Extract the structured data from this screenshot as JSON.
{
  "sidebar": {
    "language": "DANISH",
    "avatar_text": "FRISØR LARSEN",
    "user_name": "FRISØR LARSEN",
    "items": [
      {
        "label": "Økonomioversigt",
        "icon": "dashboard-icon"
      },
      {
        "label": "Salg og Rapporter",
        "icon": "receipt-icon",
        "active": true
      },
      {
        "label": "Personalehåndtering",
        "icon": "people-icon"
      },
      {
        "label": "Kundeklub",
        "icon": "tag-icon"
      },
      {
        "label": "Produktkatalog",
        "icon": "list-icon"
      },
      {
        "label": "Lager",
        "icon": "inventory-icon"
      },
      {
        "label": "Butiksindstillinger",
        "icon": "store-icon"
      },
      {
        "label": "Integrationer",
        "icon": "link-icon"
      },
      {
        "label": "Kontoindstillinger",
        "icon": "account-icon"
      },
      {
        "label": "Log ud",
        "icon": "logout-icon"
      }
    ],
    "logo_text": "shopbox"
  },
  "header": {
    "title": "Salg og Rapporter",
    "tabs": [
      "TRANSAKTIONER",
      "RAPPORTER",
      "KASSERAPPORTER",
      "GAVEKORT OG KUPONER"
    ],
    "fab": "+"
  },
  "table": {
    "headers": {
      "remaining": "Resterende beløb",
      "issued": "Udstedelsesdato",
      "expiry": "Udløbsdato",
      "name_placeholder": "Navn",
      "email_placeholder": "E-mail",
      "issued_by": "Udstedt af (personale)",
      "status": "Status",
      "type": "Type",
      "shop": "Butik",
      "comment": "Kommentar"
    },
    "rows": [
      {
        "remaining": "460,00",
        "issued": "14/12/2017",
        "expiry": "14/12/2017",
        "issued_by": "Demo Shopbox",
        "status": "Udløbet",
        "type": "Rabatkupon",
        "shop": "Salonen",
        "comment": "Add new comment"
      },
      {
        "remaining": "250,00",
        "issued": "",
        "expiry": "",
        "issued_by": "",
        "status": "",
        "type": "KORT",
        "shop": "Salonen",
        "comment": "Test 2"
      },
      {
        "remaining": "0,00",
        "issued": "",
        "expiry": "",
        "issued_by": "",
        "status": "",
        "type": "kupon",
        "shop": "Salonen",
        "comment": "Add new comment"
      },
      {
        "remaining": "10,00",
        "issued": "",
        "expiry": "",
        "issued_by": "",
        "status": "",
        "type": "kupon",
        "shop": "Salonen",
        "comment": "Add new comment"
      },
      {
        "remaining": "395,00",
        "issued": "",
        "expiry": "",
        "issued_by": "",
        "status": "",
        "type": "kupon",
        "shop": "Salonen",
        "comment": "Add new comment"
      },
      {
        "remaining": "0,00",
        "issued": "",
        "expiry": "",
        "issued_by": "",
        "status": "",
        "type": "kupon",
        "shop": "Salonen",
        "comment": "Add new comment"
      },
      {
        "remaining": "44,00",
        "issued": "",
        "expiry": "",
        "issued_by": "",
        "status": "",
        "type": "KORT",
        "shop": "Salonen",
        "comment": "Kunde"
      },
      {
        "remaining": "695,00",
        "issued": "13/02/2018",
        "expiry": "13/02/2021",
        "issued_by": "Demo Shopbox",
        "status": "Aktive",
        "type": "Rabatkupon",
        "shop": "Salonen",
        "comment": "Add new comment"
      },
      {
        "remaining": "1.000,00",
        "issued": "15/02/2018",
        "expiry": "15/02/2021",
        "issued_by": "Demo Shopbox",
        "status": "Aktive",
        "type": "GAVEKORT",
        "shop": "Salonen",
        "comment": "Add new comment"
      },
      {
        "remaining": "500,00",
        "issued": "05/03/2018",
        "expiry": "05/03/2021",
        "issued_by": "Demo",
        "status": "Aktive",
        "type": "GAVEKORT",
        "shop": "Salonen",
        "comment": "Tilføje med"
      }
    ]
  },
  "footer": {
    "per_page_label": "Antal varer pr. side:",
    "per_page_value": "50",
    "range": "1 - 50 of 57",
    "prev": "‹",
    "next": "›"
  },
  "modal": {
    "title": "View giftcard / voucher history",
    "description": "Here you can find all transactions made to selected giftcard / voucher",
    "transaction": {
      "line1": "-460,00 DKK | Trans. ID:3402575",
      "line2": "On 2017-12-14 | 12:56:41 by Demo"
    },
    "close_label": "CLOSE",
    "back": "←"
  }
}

----

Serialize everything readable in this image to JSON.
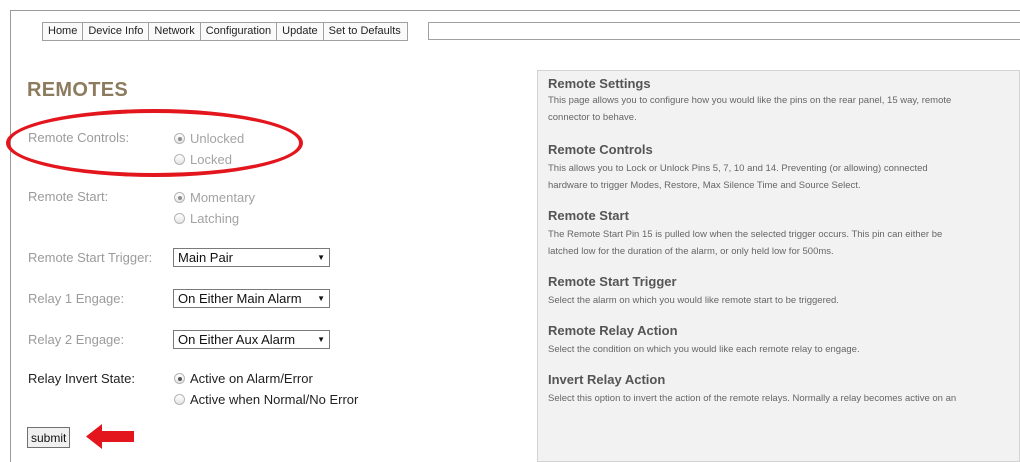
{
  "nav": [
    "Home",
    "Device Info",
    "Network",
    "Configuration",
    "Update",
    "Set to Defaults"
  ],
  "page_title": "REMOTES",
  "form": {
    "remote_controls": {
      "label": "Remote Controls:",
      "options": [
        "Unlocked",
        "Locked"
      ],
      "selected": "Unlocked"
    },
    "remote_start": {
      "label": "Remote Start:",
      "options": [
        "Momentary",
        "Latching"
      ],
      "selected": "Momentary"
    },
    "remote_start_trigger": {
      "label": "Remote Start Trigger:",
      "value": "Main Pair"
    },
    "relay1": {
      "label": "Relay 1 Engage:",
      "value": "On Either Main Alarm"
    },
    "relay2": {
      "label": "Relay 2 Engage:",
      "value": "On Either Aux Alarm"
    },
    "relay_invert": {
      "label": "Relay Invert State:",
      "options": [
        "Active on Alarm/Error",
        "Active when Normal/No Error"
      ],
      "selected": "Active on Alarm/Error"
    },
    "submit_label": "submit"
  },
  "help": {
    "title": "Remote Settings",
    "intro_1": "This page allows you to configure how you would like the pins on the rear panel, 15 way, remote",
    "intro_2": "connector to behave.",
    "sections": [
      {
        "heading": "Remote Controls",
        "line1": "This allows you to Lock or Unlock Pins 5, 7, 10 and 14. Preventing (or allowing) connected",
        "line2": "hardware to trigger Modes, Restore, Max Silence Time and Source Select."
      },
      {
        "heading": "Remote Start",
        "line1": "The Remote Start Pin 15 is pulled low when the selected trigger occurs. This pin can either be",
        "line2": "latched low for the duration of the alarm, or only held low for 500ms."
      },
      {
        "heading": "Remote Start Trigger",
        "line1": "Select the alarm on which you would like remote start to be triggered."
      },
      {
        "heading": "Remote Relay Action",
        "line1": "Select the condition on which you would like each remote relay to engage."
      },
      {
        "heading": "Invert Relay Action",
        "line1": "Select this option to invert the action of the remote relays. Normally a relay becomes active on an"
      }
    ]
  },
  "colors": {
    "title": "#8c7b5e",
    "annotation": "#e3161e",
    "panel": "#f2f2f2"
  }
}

----

[EXERCISE PROMPT]: Copy out each line of the material that holds the word "Salg".

[SOLUTION TO THE EXERCISE]:
        "label": "Salg og Rapporter",
    "title": "Salg og Rapporter",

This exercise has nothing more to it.